**问题 A**
请原样抄写列表中从含有“0, 198, 12]”的那一行到含有“190, 955, 770]”的那一行，首尾两行都要包括在内。

一、文献与口述所见的20世纪40年代婚礼仪式
民国《南汇县续志》载:
嫁娶踵事增华,汰侈已甚,礼乐炮夫索费尤奢,贫家黾勉从事(原文按:俗称绷场面),负债累累,有终其身不能清偿而率至破产者。光宣之间(1875—1911)始有文明新式鼓乐,彩舆概屏不用,于是无益之糜费一扫而空。
从上引材料中,不难看到当年南汇地区婚仪场面较为奢华,光宣年间新式鼓乐代替了旧有的礼乐,南汇开始兴起“文明结婚”之风。“新式鼓乐”为何种音乐形式?南汇县宣桥乡利民村一位村民(1916年生)演唱过一首以文明结婚为主题的民歌,开头两句是:“文明结婚多开心,军乐、清音闹(呀)盈盈。”结合这首民歌推测,《南汇县续志》中的“文明新式鼓乐”所指即是“军乐、清音”。
但据现仍健在的乐人们回忆,文明结婚并不似民国县志中所说的那样“无益之糜费一扫而空”,相反,清音班参加演乐的婚礼与原来鹤器班参加的婚礼相比,其场面要隆重、奢华得多。清音班取代鹤器班,为大户人家娶亲嫁女营造出更为热闹的“大场面”,顺应了当时乡村中大地主、资本家的需要。
20世纪40年代的南汇虽已时行文明结婚,但传统婚礼从《礼记》沿袭下来的“问名、纳采、纳币、纳征、请期、亲迎”——“六礼”并无太多改变。婚礼仪式中,只有迎娶阶段有清音班奏乐。

**列表数据**
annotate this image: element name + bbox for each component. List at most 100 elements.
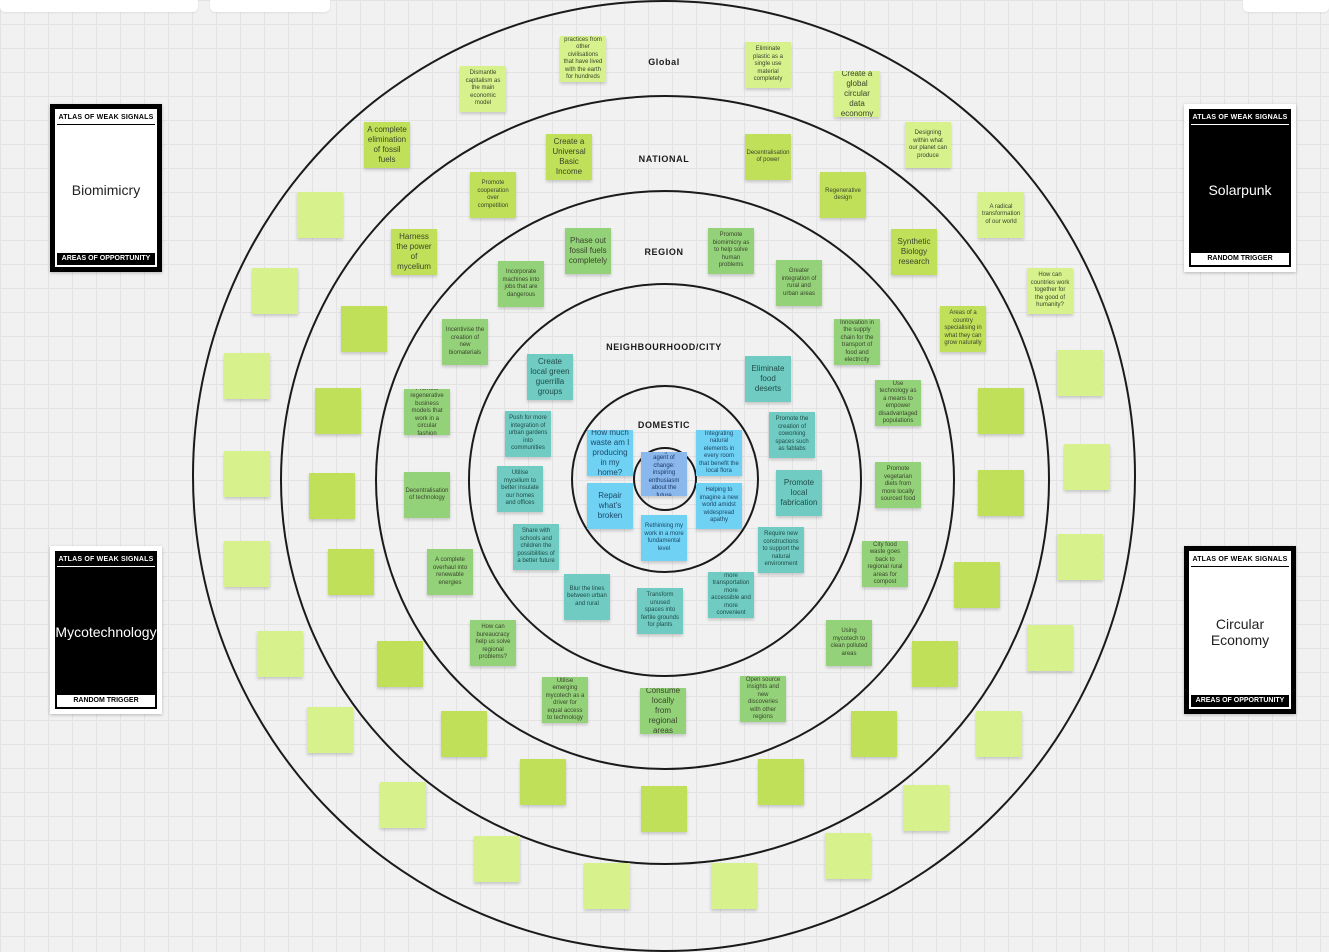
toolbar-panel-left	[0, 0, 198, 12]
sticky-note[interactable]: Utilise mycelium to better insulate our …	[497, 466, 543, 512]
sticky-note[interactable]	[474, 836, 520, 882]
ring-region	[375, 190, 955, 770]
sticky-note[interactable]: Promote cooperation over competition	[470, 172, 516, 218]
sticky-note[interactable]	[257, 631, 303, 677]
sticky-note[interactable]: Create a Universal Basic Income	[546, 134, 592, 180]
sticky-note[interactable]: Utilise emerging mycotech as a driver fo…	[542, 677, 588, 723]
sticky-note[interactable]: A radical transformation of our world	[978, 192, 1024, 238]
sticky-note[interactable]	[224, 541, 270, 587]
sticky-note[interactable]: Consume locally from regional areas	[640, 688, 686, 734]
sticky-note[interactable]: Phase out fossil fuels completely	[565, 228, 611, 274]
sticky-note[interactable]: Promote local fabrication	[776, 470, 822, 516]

**问题 B**
根据这份关于南汇婚礼的文档，20世纪40年代南汇婚礼仪式中，哪个阶段有清音班奏乐？

**完整答案 A**
toolbar-panel-left	[0, 0, 198, 12]
sticky-note[interactable]: Utilise mycelium to better insulate our …	[497, 466, 543, 512]
sticky-note[interactable]	[474, 836, 520, 882]
ring-region	[375, 190, 955, 770]

**完整答案 B**
只有迎娶阶段。